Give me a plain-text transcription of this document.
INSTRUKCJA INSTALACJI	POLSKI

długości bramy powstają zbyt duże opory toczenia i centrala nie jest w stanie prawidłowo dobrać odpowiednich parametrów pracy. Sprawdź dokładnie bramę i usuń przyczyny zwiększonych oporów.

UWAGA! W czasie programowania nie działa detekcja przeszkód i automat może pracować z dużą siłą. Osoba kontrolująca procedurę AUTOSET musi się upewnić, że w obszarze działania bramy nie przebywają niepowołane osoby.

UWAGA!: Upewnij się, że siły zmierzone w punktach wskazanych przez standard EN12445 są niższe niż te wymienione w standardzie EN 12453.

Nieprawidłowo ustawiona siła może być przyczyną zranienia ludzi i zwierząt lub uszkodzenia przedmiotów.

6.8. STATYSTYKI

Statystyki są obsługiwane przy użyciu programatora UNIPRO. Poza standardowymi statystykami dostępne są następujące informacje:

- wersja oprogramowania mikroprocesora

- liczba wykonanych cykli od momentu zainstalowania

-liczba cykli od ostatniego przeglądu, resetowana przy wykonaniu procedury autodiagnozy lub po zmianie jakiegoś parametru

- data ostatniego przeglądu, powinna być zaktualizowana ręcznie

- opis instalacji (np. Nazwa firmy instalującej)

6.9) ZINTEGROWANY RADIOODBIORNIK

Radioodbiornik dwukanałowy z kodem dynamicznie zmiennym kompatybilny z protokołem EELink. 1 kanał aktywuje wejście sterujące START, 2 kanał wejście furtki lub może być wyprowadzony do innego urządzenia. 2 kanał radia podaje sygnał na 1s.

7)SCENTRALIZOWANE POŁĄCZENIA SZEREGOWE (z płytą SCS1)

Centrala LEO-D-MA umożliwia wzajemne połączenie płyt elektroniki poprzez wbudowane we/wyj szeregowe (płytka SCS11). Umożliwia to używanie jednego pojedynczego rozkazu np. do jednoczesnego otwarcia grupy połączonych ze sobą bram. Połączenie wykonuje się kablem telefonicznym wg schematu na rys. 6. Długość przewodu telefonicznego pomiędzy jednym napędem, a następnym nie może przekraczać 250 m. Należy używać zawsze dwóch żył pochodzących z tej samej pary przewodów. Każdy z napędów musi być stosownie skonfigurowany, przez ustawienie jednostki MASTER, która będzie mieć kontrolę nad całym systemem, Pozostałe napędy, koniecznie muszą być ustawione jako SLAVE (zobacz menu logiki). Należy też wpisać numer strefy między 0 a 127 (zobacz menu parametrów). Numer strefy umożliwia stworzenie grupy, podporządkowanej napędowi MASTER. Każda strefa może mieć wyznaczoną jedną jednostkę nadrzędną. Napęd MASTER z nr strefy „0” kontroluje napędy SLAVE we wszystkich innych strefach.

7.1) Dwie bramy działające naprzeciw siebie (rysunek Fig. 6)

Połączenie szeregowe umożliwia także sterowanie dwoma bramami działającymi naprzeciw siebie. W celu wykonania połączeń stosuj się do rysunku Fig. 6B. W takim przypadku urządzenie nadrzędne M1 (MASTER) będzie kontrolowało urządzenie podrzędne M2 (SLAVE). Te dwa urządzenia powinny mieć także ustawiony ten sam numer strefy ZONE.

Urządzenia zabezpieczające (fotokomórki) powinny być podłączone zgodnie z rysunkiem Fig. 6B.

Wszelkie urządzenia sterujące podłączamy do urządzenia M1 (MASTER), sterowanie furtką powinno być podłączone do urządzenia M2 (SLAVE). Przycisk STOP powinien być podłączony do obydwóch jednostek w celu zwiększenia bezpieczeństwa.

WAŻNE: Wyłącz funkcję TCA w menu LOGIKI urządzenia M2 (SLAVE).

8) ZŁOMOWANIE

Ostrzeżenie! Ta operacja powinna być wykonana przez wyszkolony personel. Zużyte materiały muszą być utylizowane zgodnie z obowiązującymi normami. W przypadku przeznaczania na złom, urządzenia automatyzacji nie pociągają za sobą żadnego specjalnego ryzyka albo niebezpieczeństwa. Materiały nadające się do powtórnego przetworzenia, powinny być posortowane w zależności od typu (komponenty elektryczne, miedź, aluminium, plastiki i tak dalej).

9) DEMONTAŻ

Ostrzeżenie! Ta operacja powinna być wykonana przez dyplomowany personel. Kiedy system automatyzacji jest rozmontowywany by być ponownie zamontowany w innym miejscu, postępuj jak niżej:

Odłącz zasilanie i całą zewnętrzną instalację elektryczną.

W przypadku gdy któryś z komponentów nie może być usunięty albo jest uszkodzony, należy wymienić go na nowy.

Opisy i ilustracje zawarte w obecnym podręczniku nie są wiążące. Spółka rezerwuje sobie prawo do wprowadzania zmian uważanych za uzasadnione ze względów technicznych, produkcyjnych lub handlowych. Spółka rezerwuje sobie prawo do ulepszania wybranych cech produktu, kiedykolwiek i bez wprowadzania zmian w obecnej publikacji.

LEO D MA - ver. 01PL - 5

TASK OBJECTIVE => Output every line above without altering anything.

ANSWER FOR THE TASK =>
Give me a plain-text transcription of this document.
INSTRUKCJA INSTALACJI	POLSKI

długości bramy powstają zbyt duże opory toczenia i centrala nie jest w stanie prawidłowo dobrać odpowiednich parametrów pracy. Sprawdź dokładnie bramę i usuń przyczyny zwiększonych oporów.

UWAGA! W czasie programowania nie działa detekcja przeszkód i automat może pracować z dużą siłą. Osoba kontrolująca procedurę AUTOSET musi się upewnić, że w obszarze działania bramy nie przebywają niepowołane osoby.

UWAGA!: Upewnij się, że siły zmierzone w punktach wskazanych przez standard EN12445 są niższe niż te wymienione w standardzie EN 12453.

Nieprawidłowo ustawiona siła może być przyczyną zranienia ludzi i zwierząt lub uszkodzenia przedmiotów.

6.8. STATYSTYKI

Statystyki są obsługiwane przy użyciu programatora UNIPRO. Poza standardowymi statystykami dostępne są następujące informacje:

- wersja oprogramowania mikroprocesora

- liczba wykonanych cykli od momentu zainstalowania

-liczba cykli od ostatniego przeglądu, resetowana przy wykonaniu procedury autodiagnozy lub po zmianie jakiegoś parametru

- data ostatniego przeglądu, powinna być zaktualizowana ręcznie

- opis instalacji (np. Nazwa firmy instalującej)

6.9) ZINTEGROWANY RADIOODBIORNIK

Radioodbiornik dwukanałowy z kodem dynamicznie zmiennym kompatybilny z protokołem EELink. 1 kanał aktywuje wejście sterujące START, 2 kanał wejście furtki lub może być wyprowadzony do innego urządzenia. 2 kanał radia podaje sygnał na 1s.

7)SCENTRALIZOWANE POŁĄCZENIA SZEREGOWE (z płytą SCS1)

Centrala LEO-D-MA umożliwia wzajemne połączenie płyt elektroniki poprzez wbudowane we/wyj szeregowe (płytka SCS11). Umożliwia to używanie jednego pojedynczego rozkazu np. do jednoczesnego otwarcia grupy połączonych ze sobą bram. Połączenie wykonuje się kablem telefonicznym wg schematu na rys. 6. Długość przewodu telefonicznego pomiędzy jednym napędem, a następnym nie może przekraczać 250 m. Należy używać zawsze dwóch żył pochodzących z tej samej pary przewodów. Każdy z napędów musi być stosownie skonfigurowany, przez ustawienie jednostki MASTER, która będzie mieć kontrolę nad całym systemem, Pozostałe napędy, koniecznie muszą być ustawione jako SLAVE (zobacz menu logiki). Należy też wpisać numer strefy między 0 a 127 (zobacz menu parametrów). Numer strefy umożliwia stworzenie grupy, podporządkowanej napędowi MASTER. Każda strefa może mieć wyznaczoną jedną jednostkę nadrzędną. Napęd MASTER z nr strefy „0” kontroluje napędy SLAVE we wszystkich innych strefach.

7.1) Dwie bramy działające naprzeciw siebie (rysunek Fig. 6)

Połączenie szeregowe umożliwia także sterowanie dwoma bramami działającymi naprzeciw siebie. W celu wykonania połączeń stosuj się do rysunku Fig. 6B. W takim przypadku urządzenie nadrzędne M1 (MASTER) będzie kontrolowało urządzenie podrzędne M2 (SLAVE). Te dwa urządzenia powinny mieć także ustawiony ten sam numer strefy ZONE.

Urządzenia zabezpieczające (fotokomórki) powinny być podłączone zgodnie z rysunkiem Fig. 6B.

Wszelkie urządzenia sterujące podłączamy do urządzenia M1 (MASTER), sterowanie furtką powinno być podłączone do urządzenia M2 (SLAVE). Przycisk STOP powinien być podłączony do obydwóch jednostek w celu zwiększenia bezpieczeństwa.

WAŻNE: Wyłącz funkcję TCA w menu LOGIKI urządzenia M2 (SLAVE).

8) ZŁOMOWANIE

Ostrzeżenie! Ta operacja powinna być wykonana przez wyszkolony personel. Zużyte materiały muszą być utylizowane zgodnie z obowiązującymi normami. W przypadku przeznaczania na złom, urządzenia automatyzacji nie pociągają za sobą żadnego specjalnego ryzyka albo niebezpieczeństwa. Materiały nadające się do powtórnego przetworzenia, powinny być posortowane w zależności od typu (komponenty elektryczne, miedź, aluminium, plastiki i tak dalej).

9) DEMONTAŻ

Ostrzeżenie! Ta operacja powinna być wykonana przez dyplomowany personel. Kiedy system automatyzacji jest rozmontowywany by być ponownie zamontowany w innym miejscu, postępuj jak niżej:

Odłącz zasilanie i całą zewnętrzną instalację elektryczną.

W przypadku gdy któryś z komponentów nie może być usunięty albo jest uszkodzony, należy wymienić go na nowy.

Opisy i ilustracje zawarte w obecnym podręczniku nie są wiążące. Spółka rezerwuje sobie prawo do wprowadzania zmian uważanych za uzasadnione ze względów technicznych, produkcyjnych lub handlowych. Spółka rezerwuje sobie prawo do ulepszania wybranych cech produktu, kiedykolwiek i bez wprowadzania zmian w obecnej publikacji.

LEO D MA - ver. 01PL - 5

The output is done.